Recorded data
_ _ _ _ _

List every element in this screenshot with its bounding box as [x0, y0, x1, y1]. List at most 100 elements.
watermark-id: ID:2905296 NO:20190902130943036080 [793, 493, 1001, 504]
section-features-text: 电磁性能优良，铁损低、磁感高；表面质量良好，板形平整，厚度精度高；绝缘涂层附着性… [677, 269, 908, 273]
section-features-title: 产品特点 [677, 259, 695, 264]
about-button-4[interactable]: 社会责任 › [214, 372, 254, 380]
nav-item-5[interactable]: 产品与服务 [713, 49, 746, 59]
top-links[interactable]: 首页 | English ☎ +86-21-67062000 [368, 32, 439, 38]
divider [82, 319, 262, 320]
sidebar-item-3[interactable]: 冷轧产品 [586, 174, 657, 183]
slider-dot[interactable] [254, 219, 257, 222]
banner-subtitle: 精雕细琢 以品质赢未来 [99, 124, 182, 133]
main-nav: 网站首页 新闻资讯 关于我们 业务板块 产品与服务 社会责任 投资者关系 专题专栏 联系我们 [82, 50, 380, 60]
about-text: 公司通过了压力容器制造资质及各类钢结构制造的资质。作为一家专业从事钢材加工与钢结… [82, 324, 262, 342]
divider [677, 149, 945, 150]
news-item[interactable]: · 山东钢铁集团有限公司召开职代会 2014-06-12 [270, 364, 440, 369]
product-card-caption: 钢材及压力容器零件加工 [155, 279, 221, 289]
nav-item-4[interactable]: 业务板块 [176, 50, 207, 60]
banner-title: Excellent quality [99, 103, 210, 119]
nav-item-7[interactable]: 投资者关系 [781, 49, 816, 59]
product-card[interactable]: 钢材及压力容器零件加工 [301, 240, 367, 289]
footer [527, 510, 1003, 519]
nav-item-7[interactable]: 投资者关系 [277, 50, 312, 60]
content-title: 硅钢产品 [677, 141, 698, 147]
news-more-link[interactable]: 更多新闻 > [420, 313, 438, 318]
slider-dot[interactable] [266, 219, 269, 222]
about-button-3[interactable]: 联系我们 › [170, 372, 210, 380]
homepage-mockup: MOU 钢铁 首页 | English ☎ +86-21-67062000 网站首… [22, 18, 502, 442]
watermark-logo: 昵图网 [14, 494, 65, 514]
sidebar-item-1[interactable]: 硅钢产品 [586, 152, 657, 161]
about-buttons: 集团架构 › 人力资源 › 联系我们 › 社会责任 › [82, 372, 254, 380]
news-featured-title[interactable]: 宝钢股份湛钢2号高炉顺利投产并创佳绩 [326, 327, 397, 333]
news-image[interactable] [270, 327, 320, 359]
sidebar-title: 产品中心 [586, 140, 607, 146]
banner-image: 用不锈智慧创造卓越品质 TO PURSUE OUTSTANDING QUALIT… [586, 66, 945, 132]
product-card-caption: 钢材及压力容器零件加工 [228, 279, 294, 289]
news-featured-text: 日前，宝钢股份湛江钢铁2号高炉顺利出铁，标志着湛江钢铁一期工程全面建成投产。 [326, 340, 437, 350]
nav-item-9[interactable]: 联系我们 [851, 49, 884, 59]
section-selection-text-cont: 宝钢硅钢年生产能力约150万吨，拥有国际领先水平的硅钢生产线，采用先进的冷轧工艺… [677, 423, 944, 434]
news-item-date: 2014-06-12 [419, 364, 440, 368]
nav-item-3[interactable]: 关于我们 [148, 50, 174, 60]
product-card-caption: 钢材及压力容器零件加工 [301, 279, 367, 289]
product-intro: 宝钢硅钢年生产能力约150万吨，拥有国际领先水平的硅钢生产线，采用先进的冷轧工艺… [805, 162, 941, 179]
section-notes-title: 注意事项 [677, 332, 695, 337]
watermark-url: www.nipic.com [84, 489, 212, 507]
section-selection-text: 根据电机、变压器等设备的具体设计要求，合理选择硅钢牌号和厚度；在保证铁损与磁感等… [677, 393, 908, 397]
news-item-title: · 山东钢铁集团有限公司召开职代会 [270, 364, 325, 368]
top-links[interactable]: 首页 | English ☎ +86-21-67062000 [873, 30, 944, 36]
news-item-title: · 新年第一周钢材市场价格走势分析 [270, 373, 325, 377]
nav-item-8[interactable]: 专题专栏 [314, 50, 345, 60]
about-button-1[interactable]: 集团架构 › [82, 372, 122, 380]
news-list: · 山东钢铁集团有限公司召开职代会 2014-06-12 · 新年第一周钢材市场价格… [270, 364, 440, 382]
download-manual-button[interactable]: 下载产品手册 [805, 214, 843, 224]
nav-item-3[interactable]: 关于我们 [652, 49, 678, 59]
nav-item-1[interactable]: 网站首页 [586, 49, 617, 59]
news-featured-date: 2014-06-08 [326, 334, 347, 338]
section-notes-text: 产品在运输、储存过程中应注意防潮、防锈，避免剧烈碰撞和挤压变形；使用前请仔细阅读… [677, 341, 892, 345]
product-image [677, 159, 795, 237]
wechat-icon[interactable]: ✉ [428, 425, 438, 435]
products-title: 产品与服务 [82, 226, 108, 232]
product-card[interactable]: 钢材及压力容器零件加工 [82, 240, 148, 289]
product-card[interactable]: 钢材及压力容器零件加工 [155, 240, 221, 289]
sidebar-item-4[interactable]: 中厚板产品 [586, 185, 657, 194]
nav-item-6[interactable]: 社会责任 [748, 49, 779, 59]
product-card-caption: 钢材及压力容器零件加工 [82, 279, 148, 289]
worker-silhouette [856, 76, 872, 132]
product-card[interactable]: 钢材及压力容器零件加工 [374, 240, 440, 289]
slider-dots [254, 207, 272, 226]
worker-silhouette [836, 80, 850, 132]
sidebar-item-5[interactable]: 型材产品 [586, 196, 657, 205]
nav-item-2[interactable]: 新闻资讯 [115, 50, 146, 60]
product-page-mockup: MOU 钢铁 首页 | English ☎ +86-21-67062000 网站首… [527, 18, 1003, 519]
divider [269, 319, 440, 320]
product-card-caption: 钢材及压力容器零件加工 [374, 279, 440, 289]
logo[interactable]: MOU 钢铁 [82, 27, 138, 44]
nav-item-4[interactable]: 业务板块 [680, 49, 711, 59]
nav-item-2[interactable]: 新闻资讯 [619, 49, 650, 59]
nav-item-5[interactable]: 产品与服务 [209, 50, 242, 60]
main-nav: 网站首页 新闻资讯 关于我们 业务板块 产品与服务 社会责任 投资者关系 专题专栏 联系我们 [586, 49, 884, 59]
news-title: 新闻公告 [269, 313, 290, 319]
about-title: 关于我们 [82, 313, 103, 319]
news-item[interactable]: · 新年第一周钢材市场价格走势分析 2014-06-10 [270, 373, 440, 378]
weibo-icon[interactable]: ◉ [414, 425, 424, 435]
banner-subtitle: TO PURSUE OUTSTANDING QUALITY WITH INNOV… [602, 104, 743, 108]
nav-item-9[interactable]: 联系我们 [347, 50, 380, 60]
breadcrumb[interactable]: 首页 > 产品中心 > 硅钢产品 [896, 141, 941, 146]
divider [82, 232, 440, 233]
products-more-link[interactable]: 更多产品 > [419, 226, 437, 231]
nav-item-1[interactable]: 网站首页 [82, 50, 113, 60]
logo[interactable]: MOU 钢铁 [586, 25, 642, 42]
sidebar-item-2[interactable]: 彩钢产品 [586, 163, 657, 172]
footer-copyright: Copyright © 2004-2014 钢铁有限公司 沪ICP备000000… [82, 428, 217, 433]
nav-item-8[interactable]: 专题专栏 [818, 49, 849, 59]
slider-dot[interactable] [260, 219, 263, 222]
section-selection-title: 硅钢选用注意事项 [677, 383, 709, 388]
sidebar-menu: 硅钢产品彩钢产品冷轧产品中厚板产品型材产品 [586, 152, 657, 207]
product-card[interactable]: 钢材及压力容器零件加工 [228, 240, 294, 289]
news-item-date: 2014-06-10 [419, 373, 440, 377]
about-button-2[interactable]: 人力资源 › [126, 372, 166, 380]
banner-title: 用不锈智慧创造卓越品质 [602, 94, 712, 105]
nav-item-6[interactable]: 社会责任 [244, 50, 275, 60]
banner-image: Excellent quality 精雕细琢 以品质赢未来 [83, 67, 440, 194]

_ _ _ _ _

- **Work required**
Convert every line of the records, from the first through the line containing "section-features-title: 产品特点 [677, 259, 695, 264]", inclusive, into a JSON list of strings with one string per line and blank lines omitted.

- **Solution for this problem**
[
  "List every element in this screenshot with its bounding box as [x0, y0, x1, y1]. List at most 100 elements.",
  "watermark-id: ID:2905296 NO:20190902130943036080 [793, 493, 1001, 504]",
  "section-features-text: 电磁性能优良，铁损低、磁感高；表面质量良好，板形平整，厚度精度高；绝缘涂层附着性… [677, 269, 908, 273]",
  "section-features-title: 产品特点 [677, 259, 695, 264]"
]